Copy every line of the records below that holds the word "Busca".

◆ EXCERPTED RECORDS:
>> BEGIN
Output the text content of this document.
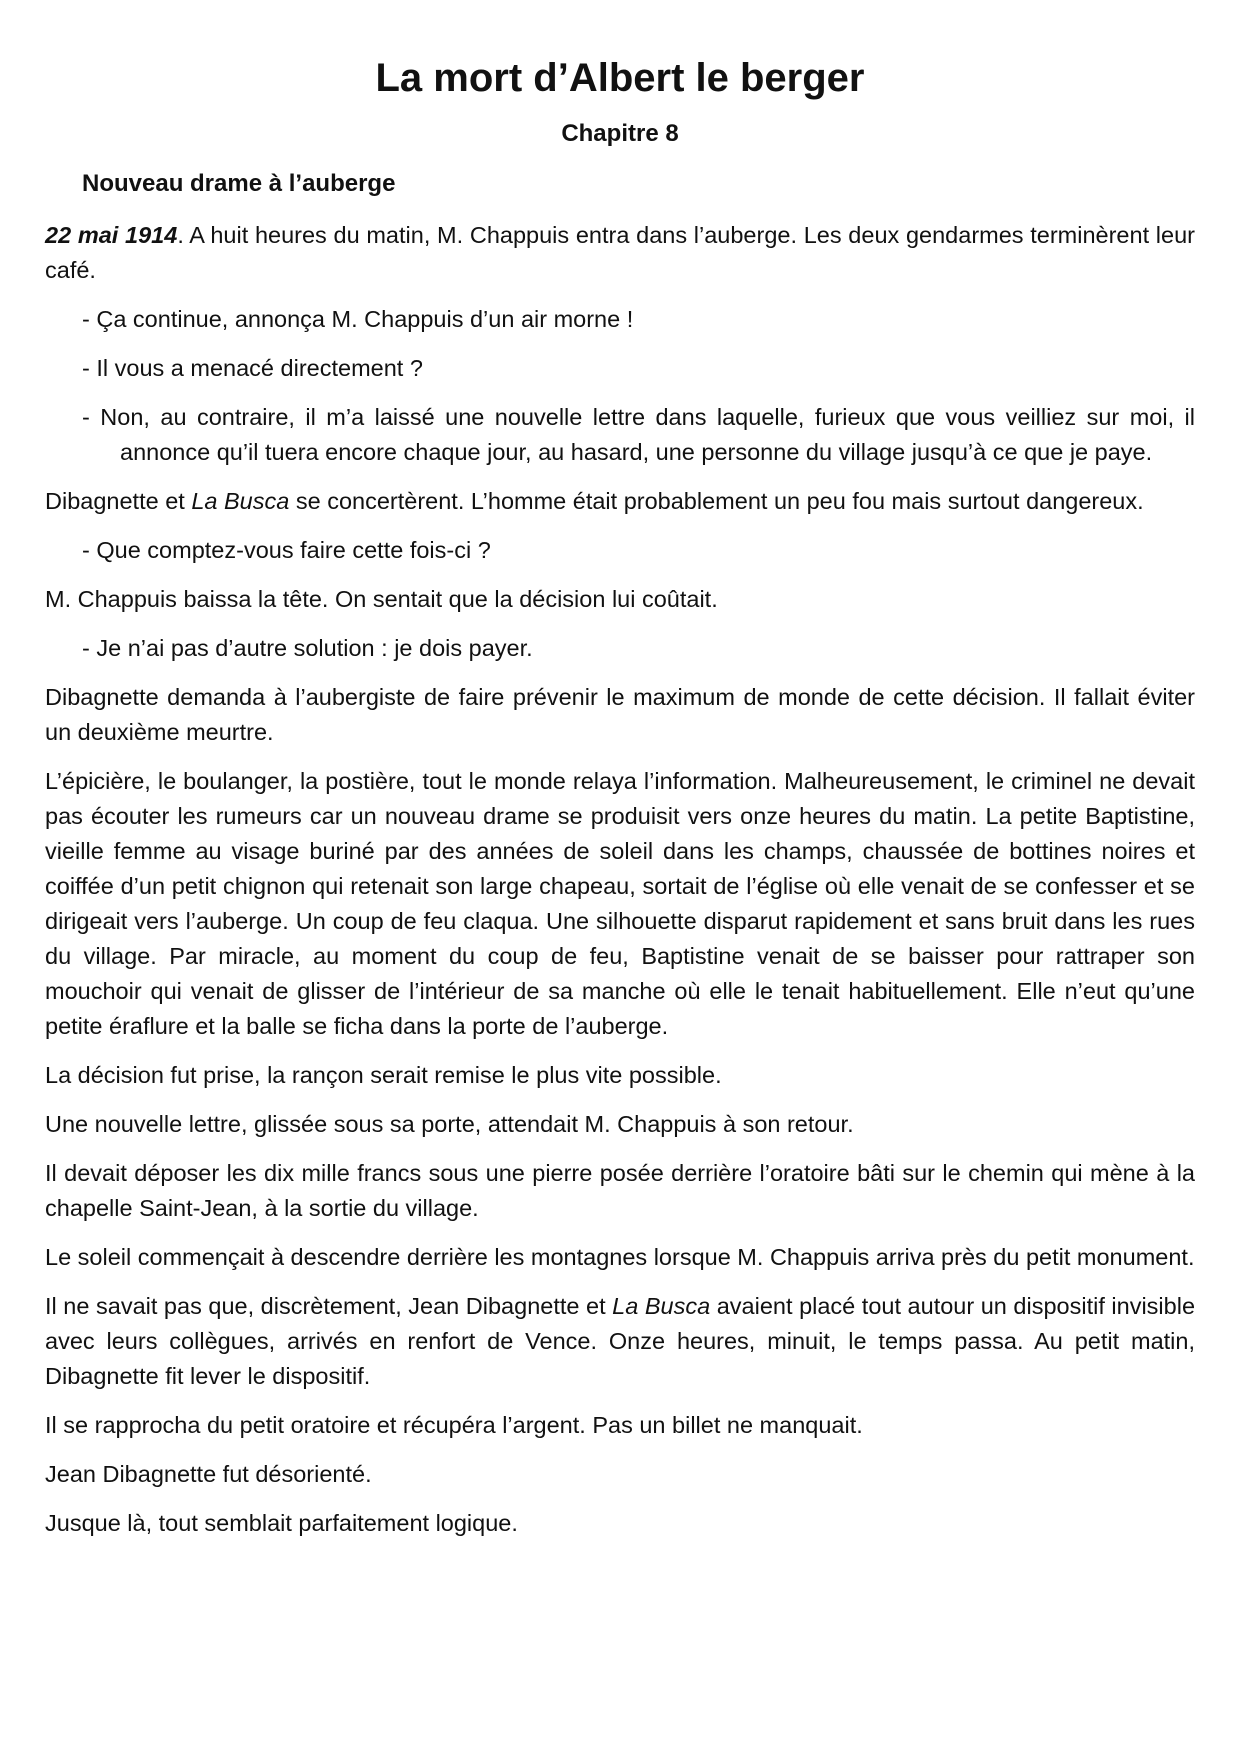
La mort d’Albert le berger
Chapitre 8
Nouveau drame à l’auberge

22 mai 1914. A huit heures du matin, M. Chappuis entra dans l’auberge. Les deux gendarmes terminèrent leur café.

- Ça continue, annonça M. Chappuis d’un air morne !

- Il vous a menacé directement ?

- Non, au contraire, il m’a laissé une nouvelle lettre dans laquelle, furieux que vous veilliez sur moi, il annonce qu’il tuera encore chaque jour, au hasard, une personne du village jusqu’à ce que je paye.

Dibagnette et La Busca se concertèrent. L’homme était probablement un peu fou mais surtout dangereux.

- Que comptez-vous faire cette fois-ci ?

M. Chappuis baissa la tête. On sentait que la décision lui coûtait.

- Je n’ai pas d’autre solution : je dois payer.

Dibagnette demanda à l’aubergiste de faire prévenir le maximum de monde de cette décision. Il fallait éviter un deuxième meurtre.

L’épicière, le boulanger, la postière, tout le monde relaya l’information. Malheureusement, le criminel ne devait pas écouter les rumeurs car un nouveau drame se produisit vers onze heures du matin. La petite Baptistine, vieille femme au visage buriné par des années de soleil dans les champs, chaussée de bottines noires et coiffée d’un petit chignon qui retenait son large chapeau, sortait de l’église où elle venait de se confesser et se dirigeait vers l’auberge. Un coup de feu claqua. Une silhouette disparut rapidement et sans bruit dans les rues du village. Par miracle, au moment du coup de feu, Baptistine venait de se baisser pour rattraper son mouchoir qui venait de glisser de l’intérieur de sa manche où elle le tenait habituellement. Elle n’eut qu’une petite éraflure et la balle se ficha dans la porte de l’auberge.

La décision fut prise, la rançon serait remise le plus vite possible.

Une nouvelle lettre, glissée sous sa porte, attendait M. Chappuis à son retour.

Il devait déposer les dix mille francs sous une pierre posée derrière l’oratoire bâti sur le chemin qui mène à la chapelle Saint-Jean, à la sortie du village.

Le soleil commençait à descendre derrière les montagnes lorsque M. Chappuis arriva près du petit monument.

Il ne savait pas que, discrètement, Jean Dibagnette et La Busca avaient placé tout autour un dispositif invisible avec leurs collègues, arrivés en renfort de Vence. Onze heures, minuit, le temps passa. Au petit matin, Dibagnette fit lever le dispositif.

Il se rapprocha du petit oratoire et récupéra l’argent. Pas un billet ne manquait.

Jean Dibagnette fut désorienté.

Jusque là, tout semblait parfaitement logique.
>> END
◆ ANSWER TO THIS PROBLEM:
Dibagnette et La Busca se concertèrent. L’homme était probablement un peu fou mais surtout dangereux.
Il ne savait pas que, discrètement, Jean Dibagnette et La Busca avaient placé tout autour un dispositif invisible avec leurs collègues, arrivés en renfort de Vence. Onze heures, minuit, le temps passa. Au petit matin, Dibagnette fit lever le dispositif.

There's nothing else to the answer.